- [REQUIREMENT] Pictures appear in the records below; write out everything else exactly.

'''

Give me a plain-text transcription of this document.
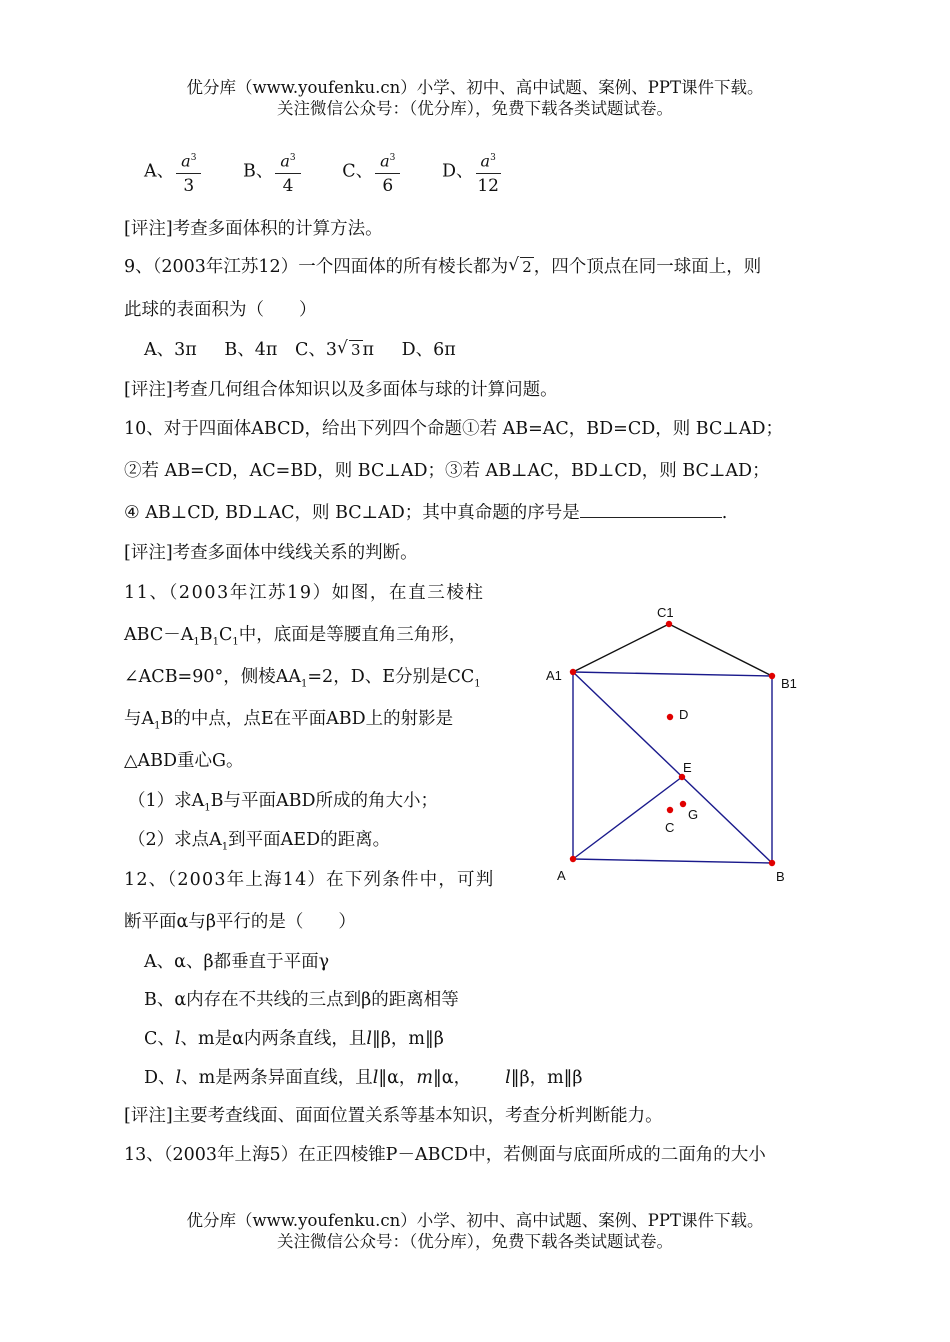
优分库（www.youfenku.cn）小学、初中、高中试题、案例、PPT课件下载。
关注微信公众号：（优分库），免费下载各类试题试卷。
A、 $\frac{a^3}{3}$ B、 $\frac{a^3}{4}$ C、 $\frac{a^3}{6}$ D、 $\frac{a^3}{12}$
[评注]考查多面体积的计算方法。
9、（2003年江苏12）一个四面体的所有棱长都为 √ 2 ，四个顶点在同一球面上，则
此球的表面积为（　　）
A、3π B、4π C、3 √ 3 π D、6π
[评注]考查几何组合体知识以及多面体与球的计算问题。
10、对于四面体ABCD，给出下列四个命题①若 AB=AC，BD=CD，则 BC⊥AD；
②若 AB=CD，AC=BD，则 BC⊥AD；③若 AB⊥AC，BD⊥CD，则 BC⊥AD；
④ AB⊥CD, BD⊥AC，则 BC⊥AD；其中真命题的序号是	.
[评注]考查多面体中线线关系的判断。
11、（2003年江苏19）如图，在直三棱柱
$ABC-A_1B_1C_1$中，底面是等腰直角三角形，
∠ACB=90°，侧棱$AA_1=2$，D、E分别是$CC_1$
与$A_1B$的中点，点E在平面ABD上的射影是
△ABD重心G。
（1）求$A_1B$与平面ABD所成的角大小；
（2）求点$A_1$到平面AED的距离。
C1
A1
B1
D
E
G
C
A	B
12、（2003年上海14）在下列条件中，可判
断平面α与β平行的是（　　）
A、α、β都垂直于平面γ
B、α内存在不共线的三点到β的距离相等
C、l、m是α内两条直线，且l‖β，m‖β
D、l、m是两条异面直线，且l‖α，m‖α， l‖β，m‖β
[评注]主要考查线面、面面位置关系等基本知识，考查分析判断能力。
13、（2003年上海5）在正四棱锥P－ABCD中，若侧面与底面所成的二面角的大小
优分库（www.youfenku.cn）小学、初中、高中试题、案例、PPT课件下载。
关注微信公众号：（优分库），免费下载各类试题试卷。
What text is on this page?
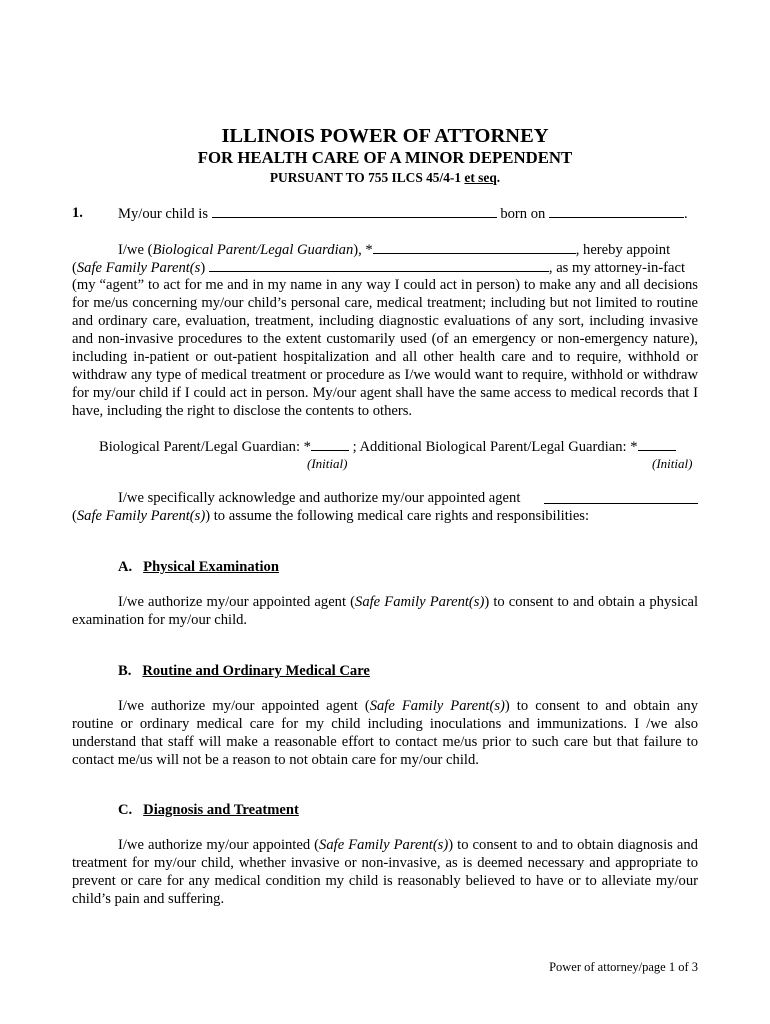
ILLINOIS POWER OF ATTORNEY
FOR HEALTH CARE OF A MINOR DEPENDENT
PURSUANT TO 755 ILCS 45/4-1 et seq.
1. My/our child is	born on	.
I/we (Biological Parent/Legal Guardian), *	, hereby appoint
(Safe Family Parent(s)	, as my attorney-in-fact
(my “agent” to act for me and in my name in any way I could act in person) to make any and all decisions for me/us concerning my/our child’s personal care, medical treatment; including but not limited to routine and ordinary care, evaluation, treatment, including diagnostic evaluations of any sort, including invasive and non-invasive procedures to the extent customarily used (of an emergency or non-emergency nature), including in-patient or out-patient hospitalization and all other health care and to require, withhold or withdraw any type of medical treatment or procedure as I/we would want to require, withhold or withdraw for my/our child if I could act in person. My/our agent shall have the same access to medical records that I have, including the right to disclose the contents to others.
Biological Parent/Legal Guardian: *	; Additional Biological Parent/Legal Guardian: *
(Initial)	(Initial)
I/we specifically acknowledge and authorize my/our appointed agent
(Safe Family Parent(s)) to assume the following medical care rights and responsibilities:
A. Physical Examination
I/we authorize my/our appointed agent (Safe Family Parent(s)) to consent to and obtain a physical examination for my/our child.
B. Routine and Ordinary Medical Care
I/we authorize my/our appointed agent (Safe Family Parent(s)) to consent to and obtain any routine or ordinary medical care for my child including inoculations and immunizations. I /we also understand that staff will make a reasonable effort to contact me/us prior to such care but that failure to contact me/us will not be a reason to not obtain care for my/our child.
C. Diagnosis and Treatment
I/we authorize my/our appointed (Safe Family Parent(s)) to consent to and to obtain diagnosis and treatment for my/our child, whether invasive or non-invasive, as is deemed necessary and appropriate to prevent or care for any medical condition my child is reasonably believed to have or to alleviate my/our child’s pain and suffering.
Power of attorney/page 1 of 3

'''

- [ANSWER TO THIS TASK]
Give me a plain-text transcription of this document.
优分库（www.youfenku.cn）小学、初中、高中试题、案例、PPT课件下载。
关注微信公众号：（优分库），免费下载各类试题试卷。
A、 $\frac{a^3}{3}$ B、 $\frac{a^3}{4}$ C、 $\frac{a^3}{6}$ D、 $\frac{a^3}{12}$
[评注]考查多面体积的计算方法。
9、（2003年江苏12）一个四面体的所有棱长都为 √ 2 ，四个顶点在同一球面上，则
此球的表面积为（　　）
A、3π B、4π C、3 √ 3 π D、6π
[评注]考查几何组合体知识以及多面体与球的计算问题。
10、对于四面体ABCD，给出下列四个命题①若 AB=AC，BD=CD，则 BC⊥AD；
②若 AB=CD，AC=BD，则 BC⊥AD；③若 AB⊥AC，BD⊥CD，则 BC⊥AD；
④ AB⊥CD, BD⊥AC，则 BC⊥AD；其中真命题的序号是	.
[评注]考查多面体中线线关系的判断。
11、（2003年江苏19）如图，在直三棱柱
$ABC-A_1B_1C_1$中，底面是等腰直角三角形，
∠ACB=90°，侧棱$AA_1=2$，D、E分别是$CC_1$
与$A_1B$的中点，点E在平面ABD上的射影是
△ABD重心G。
（1）求$A_1B$与平面ABD所成的角大小；
（2）求点$A_1$到平面AED的距离。
C1
A1
B1
D
E
G
C
A	B
12、（2003年上海14）在下列条件中，可判
断平面α与β平行的是（　　）
A、α、β都垂直于平面γ
B、α内存在不共线的三点到β的距离相等
C、l、m是α内两条直线，且l‖β，m‖β
D、l、m是两条异面直线，且l‖α，m‖α， l‖β，m‖β
[评注]主要考查线面、面面位置关系等基本知识，考查分析判断能力。
13、（2003年上海5）在正四棱锥P－ABCD中，若侧面与底面所成的二面角的大小
优分库（www.youfenku.cn）小学、初中、高中试题、案例、PPT课件下载。
关注微信公众号：（优分库），免费下载各类试题试卷。
What text is on this page?
ILLINOIS POWER OF ATTORNEY
FOR HEALTH CARE OF A MINOR DEPENDENT
PURSUANT TO 755 ILCS 45/4-1 et seq.
1. My/our child is	born on	.
I/we (Biological Parent/Legal Guardian), *	, hereby appoint
(Safe Family Parent(s)	, as my attorney-in-fact
(my “agent” to act for me and in my name in any way I could act in person) to make any and all decisions for me/us concerning my/our child’s personal care, medical treatment; including but not limited to routine and ordinary care, evaluation, treatment, including diagnostic evaluations of any sort, including invasive and non-invasive procedures to the extent customarily used (of an emergency or non-emergency nature), including in-patient or out-patient hospitalization and all other health care and to require, withhold or withdraw any type of medical treatment or procedure as I/we would want to require, withhold or withdraw for my/our child if I could act in person. My/our agent shall have the same access to medical records that I have, including the right to disclose the contents to others.
Biological Parent/Legal Guardian: *	; Additional Biological Parent/Legal Guardian: *
(Initial)	(Initial)
I/we specifically acknowledge and authorize my/our appointed agent
(Safe Family Parent(s)) to assume the following medical care rights and responsibilities:
A. Physical Examination
I/we authorize my/our appointed agent (Safe Family Parent(s)) to consent to and obtain a physical examination for my/our child.
B. Routine and Ordinary Medical Care
I/we authorize my/our appointed agent (Safe Family Parent(s)) to consent to and obtain any routine or ordinary medical care for my child including inoculations and immunizations. I /we also understand that staff will make a reasonable effort to contact me/us prior to such care but that failure to contact me/us will not be a reason to not obtain care for my/our child.
C. Diagnosis and Treatment
I/we authorize my/our appointed (Safe Family Parent(s)) to consent to and to obtain diagnosis and treatment for my/our child, whether invasive or non-invasive, as is deemed necessary and appropriate to prevent or care for any medical condition my child is reasonably believed to have or to alleviate my/our child’s pain and suffering.
Power of attorney/page 1 of 3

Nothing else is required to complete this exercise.